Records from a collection
== == ==

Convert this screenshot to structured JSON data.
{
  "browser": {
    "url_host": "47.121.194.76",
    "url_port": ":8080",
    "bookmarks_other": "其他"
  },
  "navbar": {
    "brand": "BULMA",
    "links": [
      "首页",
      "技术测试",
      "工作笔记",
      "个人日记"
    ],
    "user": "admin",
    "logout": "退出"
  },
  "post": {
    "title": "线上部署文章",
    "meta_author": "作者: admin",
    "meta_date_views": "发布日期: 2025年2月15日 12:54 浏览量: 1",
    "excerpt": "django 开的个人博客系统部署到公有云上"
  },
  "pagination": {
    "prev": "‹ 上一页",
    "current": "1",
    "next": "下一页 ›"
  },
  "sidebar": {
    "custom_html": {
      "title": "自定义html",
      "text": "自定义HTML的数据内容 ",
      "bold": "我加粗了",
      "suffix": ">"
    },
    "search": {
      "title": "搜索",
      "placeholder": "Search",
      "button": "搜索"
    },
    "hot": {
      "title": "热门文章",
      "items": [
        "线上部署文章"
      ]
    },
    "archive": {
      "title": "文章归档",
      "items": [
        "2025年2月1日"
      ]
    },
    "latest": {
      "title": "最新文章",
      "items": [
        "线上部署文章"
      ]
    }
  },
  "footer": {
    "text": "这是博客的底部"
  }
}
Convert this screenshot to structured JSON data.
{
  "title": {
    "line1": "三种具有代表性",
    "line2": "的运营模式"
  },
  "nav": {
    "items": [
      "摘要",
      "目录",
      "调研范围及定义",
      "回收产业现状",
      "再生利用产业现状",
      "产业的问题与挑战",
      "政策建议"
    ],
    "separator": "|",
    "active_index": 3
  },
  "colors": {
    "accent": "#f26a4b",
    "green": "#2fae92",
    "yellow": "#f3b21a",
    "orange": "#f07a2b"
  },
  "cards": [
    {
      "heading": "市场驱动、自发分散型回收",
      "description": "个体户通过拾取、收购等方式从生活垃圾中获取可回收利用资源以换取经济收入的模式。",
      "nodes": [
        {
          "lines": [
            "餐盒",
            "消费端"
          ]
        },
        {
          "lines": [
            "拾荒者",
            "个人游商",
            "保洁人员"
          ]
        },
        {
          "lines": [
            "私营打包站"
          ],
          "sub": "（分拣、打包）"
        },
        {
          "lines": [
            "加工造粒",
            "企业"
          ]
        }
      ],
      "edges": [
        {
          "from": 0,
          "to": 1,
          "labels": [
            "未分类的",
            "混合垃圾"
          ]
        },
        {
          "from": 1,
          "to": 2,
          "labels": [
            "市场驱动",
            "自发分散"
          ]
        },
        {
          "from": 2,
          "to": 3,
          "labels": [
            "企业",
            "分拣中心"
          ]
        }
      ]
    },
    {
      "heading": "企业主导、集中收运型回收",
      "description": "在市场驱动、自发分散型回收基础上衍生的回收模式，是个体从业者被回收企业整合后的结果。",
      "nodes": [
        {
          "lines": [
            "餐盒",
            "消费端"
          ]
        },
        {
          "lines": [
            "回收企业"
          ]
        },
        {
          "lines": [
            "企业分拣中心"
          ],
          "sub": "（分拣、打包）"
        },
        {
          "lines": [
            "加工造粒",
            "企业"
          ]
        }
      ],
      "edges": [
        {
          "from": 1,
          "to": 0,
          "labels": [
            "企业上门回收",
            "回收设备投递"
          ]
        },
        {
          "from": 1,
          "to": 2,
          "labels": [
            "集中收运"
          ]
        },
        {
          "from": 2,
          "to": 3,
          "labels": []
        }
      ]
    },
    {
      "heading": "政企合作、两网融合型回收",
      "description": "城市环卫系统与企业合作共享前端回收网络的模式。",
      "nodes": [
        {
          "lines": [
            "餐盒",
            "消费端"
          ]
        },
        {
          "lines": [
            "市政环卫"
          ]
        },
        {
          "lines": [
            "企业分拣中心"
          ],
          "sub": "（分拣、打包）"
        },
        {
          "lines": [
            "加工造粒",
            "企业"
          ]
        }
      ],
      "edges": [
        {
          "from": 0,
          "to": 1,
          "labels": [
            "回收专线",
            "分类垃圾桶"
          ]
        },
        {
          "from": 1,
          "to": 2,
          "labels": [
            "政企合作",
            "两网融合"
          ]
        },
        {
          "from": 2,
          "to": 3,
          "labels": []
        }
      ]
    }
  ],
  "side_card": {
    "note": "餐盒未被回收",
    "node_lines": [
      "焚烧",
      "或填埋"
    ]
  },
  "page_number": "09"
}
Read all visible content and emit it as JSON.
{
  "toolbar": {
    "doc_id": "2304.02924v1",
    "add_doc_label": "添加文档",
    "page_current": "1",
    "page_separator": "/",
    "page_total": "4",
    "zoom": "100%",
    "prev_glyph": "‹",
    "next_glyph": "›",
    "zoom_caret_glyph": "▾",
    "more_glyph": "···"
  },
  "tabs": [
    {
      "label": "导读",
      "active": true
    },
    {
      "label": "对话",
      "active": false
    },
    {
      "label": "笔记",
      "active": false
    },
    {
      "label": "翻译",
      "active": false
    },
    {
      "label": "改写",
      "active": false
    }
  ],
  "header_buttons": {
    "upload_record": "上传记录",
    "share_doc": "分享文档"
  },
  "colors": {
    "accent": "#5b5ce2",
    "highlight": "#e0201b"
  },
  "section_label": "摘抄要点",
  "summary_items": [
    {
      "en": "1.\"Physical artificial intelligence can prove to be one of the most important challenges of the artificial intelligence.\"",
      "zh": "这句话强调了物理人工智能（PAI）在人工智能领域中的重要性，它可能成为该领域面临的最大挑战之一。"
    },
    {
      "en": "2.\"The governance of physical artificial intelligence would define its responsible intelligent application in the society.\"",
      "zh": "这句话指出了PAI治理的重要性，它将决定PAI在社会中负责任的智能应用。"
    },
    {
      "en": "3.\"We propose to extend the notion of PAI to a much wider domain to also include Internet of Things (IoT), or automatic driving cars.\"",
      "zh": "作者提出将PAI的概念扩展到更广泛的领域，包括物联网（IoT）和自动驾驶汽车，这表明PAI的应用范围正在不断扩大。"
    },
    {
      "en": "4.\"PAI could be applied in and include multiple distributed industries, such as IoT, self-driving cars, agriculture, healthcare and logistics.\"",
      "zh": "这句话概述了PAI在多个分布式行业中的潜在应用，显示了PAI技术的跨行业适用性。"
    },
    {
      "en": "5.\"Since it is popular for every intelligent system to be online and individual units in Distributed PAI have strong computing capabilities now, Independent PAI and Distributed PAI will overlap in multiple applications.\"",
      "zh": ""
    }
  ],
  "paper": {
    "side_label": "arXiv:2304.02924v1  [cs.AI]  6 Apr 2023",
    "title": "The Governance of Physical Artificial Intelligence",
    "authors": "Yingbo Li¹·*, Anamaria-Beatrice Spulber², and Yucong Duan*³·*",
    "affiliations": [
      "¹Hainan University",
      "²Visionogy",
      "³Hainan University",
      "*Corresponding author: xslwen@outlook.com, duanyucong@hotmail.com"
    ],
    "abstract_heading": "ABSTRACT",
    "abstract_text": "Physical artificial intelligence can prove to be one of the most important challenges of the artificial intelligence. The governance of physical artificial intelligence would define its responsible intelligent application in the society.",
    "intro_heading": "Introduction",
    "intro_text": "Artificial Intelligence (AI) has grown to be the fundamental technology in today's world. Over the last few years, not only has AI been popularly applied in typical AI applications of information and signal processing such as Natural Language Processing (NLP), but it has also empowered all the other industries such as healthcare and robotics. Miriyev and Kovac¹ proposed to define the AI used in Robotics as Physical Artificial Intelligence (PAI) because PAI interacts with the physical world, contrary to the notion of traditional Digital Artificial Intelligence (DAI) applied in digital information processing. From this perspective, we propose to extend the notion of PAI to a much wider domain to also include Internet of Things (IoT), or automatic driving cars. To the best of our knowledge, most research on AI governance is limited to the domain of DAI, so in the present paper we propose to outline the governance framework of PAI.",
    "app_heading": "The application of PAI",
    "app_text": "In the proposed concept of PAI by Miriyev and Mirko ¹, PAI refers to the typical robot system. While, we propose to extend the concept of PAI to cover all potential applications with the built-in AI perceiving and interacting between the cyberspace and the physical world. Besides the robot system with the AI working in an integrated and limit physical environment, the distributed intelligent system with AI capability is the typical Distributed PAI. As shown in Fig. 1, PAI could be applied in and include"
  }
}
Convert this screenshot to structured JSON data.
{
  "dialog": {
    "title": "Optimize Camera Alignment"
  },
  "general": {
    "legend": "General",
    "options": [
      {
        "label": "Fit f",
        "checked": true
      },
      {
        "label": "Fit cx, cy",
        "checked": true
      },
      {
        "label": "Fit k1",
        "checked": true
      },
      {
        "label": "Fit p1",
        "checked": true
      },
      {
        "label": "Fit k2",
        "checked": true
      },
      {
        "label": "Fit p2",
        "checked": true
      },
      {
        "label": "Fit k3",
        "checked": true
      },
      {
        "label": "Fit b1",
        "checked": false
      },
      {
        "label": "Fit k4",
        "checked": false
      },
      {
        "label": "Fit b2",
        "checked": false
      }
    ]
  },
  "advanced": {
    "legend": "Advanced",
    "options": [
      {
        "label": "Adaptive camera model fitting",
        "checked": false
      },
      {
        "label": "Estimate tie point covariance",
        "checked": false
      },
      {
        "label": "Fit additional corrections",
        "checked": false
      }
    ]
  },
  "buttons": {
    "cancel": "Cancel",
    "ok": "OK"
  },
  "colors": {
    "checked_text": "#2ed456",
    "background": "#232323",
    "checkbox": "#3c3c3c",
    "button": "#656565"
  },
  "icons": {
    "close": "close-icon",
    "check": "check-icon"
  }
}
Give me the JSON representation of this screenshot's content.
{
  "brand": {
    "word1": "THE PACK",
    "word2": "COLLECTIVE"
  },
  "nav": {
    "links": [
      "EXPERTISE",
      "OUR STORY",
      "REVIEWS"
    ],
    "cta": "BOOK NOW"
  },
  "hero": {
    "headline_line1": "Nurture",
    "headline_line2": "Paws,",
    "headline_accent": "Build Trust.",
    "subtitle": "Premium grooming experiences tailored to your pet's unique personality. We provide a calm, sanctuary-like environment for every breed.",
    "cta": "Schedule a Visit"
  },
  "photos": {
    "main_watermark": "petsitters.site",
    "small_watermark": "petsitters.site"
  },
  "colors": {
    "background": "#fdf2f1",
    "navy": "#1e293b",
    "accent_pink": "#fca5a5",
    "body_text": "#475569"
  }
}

== == ==

→ **TASK GOAL**: All lines from the one that contains "Give me the" through the end of the material are to be quoted exactly, with both ends included.

→ **EXPECTED OUTPUT**:
Give me the JSON representation of this screenshot's content.
{
  "brand": {
    "word1": "THE PACK",
    "word2": "COLLECTIVE"
  },
  "nav": {
    "links": [
      "EXPERTISE",
      "OUR STORY",
      "REVIEWS"
    ],
    "cta": "BOOK NOW"
  },
  "hero": {
    "headline_line1": "Nurture",
    "headline_line2": "Paws,",
    "headline_accent": "Build Trust.",
    "subtitle": "Premium grooming experiences tailored to your pet's unique personality. We provide a calm, sanctuary-like environment for every breed.",
    "cta": "Schedule a Visit"
  },
  "photos": {
    "main_watermark": "petsitters.site",
    "small_watermark": "petsitters.site"
  },
  "colors": {
    "background": "#fdf2f1",
    "navy": "#1e293b",
    "accent_pink": "#fca5a5",
    "body_text": "#475569"
  }
}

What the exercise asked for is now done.